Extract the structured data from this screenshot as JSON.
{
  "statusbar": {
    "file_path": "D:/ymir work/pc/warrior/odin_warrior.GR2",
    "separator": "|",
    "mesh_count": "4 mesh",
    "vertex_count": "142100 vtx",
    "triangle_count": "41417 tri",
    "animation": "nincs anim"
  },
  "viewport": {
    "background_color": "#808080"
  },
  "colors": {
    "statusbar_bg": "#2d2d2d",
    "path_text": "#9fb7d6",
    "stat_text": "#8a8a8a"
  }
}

------------------------------

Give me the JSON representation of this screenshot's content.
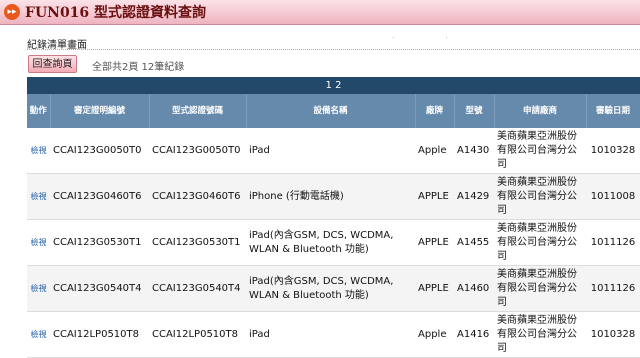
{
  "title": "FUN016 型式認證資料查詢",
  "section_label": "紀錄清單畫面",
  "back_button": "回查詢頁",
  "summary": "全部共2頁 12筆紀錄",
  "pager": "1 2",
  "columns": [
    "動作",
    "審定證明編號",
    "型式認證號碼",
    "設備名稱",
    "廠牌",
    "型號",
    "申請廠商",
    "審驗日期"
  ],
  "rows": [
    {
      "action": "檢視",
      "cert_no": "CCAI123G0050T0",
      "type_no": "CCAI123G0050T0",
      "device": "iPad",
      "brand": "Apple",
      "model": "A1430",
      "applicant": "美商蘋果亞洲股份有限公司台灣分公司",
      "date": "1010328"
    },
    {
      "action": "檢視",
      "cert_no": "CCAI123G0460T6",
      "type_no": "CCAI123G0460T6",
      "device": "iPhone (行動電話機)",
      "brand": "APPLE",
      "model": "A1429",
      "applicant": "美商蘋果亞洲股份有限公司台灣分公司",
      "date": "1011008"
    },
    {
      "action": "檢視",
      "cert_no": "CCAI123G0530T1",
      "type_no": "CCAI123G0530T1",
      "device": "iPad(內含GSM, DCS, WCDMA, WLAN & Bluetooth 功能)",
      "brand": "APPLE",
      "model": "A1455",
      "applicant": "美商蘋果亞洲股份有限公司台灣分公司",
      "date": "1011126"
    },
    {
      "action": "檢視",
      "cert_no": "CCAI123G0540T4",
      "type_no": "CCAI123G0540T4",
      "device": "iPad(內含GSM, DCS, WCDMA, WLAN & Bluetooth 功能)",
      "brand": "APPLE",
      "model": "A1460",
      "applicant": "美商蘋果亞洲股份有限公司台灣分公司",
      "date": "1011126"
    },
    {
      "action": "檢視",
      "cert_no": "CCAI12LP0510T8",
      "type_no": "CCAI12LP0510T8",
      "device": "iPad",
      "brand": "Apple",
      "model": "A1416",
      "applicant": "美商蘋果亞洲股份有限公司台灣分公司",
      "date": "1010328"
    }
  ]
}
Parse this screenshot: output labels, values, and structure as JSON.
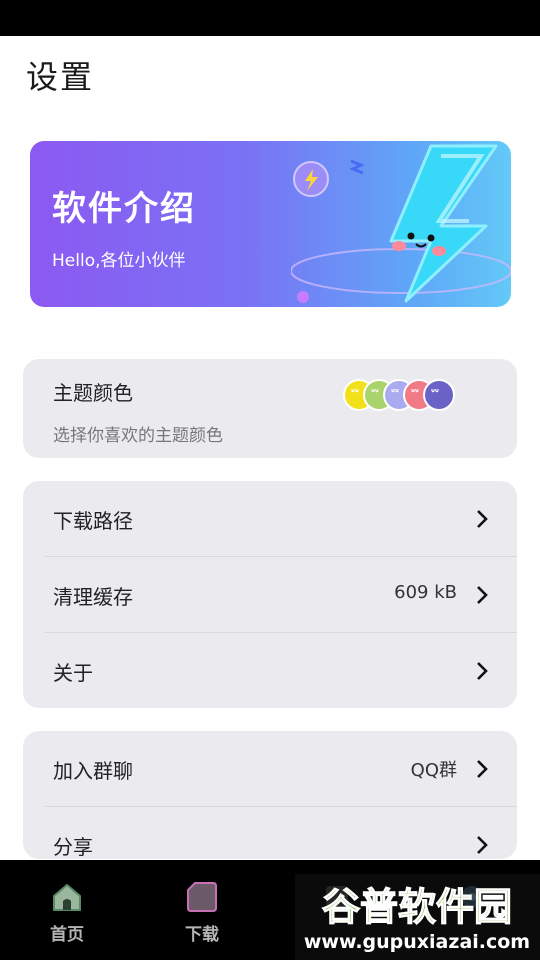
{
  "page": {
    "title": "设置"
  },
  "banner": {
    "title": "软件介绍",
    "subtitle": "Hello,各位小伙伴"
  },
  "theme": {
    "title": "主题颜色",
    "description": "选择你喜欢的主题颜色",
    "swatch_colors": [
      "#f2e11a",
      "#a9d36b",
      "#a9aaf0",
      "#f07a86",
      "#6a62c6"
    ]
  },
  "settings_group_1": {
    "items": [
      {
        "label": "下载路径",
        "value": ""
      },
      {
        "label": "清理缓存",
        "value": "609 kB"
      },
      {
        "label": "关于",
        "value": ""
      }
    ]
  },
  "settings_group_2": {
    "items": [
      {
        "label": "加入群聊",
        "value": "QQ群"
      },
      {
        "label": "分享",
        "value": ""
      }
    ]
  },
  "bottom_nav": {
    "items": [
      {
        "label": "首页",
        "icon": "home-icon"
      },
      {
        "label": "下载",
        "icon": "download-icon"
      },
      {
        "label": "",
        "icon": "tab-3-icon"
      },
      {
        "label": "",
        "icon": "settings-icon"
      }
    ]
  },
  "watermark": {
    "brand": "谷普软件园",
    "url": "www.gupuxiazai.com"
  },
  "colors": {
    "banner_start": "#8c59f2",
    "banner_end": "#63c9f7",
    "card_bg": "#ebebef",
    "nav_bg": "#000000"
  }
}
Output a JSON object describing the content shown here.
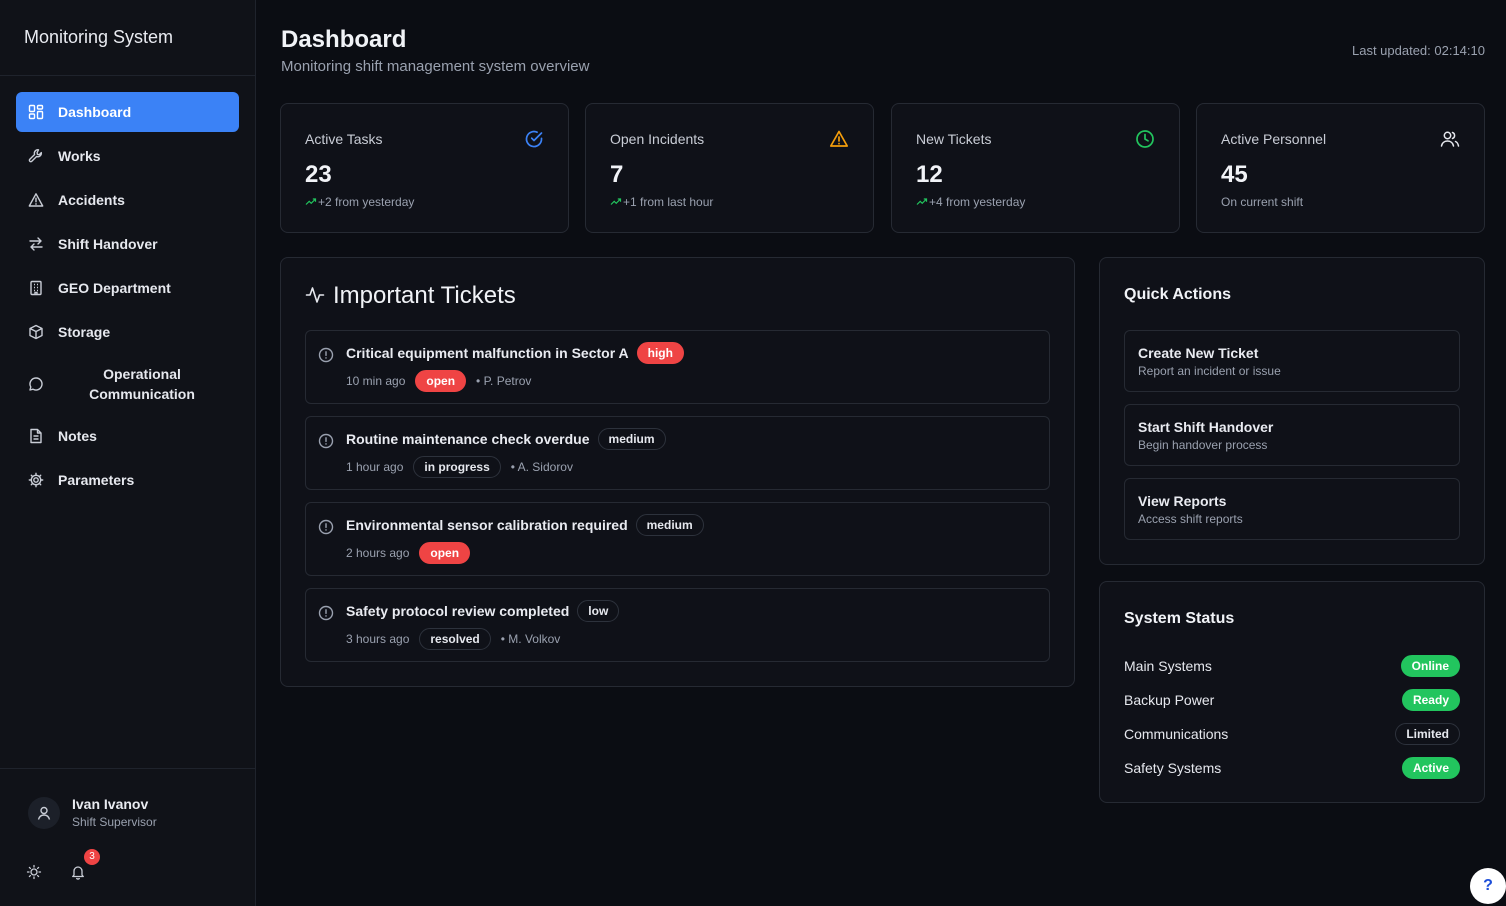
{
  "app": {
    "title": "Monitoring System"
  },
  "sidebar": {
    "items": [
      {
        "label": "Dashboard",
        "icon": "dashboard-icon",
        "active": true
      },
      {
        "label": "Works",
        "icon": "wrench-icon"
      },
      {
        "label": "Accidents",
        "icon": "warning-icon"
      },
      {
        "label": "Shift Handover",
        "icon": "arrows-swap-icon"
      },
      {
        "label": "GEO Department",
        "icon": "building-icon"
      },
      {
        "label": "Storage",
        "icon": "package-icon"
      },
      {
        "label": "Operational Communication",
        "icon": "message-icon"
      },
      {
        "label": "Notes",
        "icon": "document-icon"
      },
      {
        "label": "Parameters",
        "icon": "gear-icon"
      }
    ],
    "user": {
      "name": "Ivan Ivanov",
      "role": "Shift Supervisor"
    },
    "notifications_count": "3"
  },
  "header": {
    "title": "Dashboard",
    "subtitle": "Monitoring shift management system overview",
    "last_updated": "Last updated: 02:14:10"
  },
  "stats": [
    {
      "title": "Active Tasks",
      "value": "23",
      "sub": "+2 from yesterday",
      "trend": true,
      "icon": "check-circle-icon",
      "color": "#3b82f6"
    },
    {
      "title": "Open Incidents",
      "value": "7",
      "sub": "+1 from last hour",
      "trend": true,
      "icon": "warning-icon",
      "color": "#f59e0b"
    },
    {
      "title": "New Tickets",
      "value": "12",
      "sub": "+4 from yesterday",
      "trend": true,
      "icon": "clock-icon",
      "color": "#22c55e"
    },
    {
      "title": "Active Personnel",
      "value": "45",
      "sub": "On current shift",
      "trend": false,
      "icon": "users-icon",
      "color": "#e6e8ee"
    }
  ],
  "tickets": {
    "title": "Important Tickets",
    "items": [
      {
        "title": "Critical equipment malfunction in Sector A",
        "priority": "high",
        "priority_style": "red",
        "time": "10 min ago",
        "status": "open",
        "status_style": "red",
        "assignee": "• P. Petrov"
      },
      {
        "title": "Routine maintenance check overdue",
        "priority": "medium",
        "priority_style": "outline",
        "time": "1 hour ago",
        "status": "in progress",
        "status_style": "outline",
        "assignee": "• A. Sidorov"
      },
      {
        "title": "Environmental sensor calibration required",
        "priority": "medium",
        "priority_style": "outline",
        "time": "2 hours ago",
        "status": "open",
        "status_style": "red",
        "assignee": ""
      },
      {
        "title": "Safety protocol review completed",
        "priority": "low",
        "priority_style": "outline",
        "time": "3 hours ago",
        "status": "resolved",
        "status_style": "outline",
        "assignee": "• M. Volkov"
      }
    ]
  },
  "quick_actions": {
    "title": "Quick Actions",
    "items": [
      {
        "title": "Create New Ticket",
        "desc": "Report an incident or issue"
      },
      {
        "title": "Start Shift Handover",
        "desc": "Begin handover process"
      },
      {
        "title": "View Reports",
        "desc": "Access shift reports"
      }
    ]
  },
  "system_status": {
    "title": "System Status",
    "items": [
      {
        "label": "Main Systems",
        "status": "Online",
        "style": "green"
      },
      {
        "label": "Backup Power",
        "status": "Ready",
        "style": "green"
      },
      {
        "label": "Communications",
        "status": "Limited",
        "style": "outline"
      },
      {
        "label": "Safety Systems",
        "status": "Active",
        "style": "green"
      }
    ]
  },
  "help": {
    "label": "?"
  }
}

------------------------------

Exercise instructions>
In the entries above, find each line with the string "Safety" and copy it.

Response below>
        "title": "Safety protocol review completed",
        "label": "Safety Systems",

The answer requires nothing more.